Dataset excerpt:
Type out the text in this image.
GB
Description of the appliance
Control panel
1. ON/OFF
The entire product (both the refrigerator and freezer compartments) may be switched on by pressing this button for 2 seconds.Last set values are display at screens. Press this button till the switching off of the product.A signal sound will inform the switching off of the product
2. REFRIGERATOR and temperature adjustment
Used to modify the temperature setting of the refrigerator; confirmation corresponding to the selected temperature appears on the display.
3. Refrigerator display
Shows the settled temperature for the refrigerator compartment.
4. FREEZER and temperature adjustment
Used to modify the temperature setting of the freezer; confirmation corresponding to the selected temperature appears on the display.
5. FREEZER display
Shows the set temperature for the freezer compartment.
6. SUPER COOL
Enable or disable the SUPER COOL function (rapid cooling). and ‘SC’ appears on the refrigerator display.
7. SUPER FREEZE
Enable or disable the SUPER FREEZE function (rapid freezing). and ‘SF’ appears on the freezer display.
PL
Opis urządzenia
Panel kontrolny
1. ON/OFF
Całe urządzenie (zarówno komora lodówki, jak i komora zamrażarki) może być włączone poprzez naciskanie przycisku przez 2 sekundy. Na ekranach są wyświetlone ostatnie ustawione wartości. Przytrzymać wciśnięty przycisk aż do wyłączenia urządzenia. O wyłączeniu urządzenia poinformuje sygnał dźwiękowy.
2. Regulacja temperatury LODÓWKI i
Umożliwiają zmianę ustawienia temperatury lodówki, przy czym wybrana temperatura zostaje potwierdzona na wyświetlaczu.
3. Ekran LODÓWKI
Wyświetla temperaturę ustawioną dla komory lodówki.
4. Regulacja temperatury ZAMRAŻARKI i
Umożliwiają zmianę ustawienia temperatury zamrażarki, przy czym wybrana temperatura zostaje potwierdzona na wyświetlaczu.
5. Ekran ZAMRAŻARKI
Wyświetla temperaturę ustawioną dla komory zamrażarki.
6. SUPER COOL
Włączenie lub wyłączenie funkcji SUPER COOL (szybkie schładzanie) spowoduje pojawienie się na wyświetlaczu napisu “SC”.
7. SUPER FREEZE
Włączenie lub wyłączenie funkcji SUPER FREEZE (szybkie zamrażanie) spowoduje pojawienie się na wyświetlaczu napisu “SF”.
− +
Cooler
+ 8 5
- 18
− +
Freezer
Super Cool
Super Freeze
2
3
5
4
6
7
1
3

▶ **EXERCISE INSTRUCTIONS**
Copy out each line of the records where the string "napisu" appears.

▶ **FINISHED TASK**
Włączenie lub wyłączenie funkcji SUPER COOL (szybkie schładzanie) spowoduje pojawienie się na wyświetlaczu napisu “SC”.
Włączenie lub wyłączenie funkcji SUPER FREEZE (szybkie zamrażanie) spowoduje pojawienie się na wyświetlaczu napisu “SF”.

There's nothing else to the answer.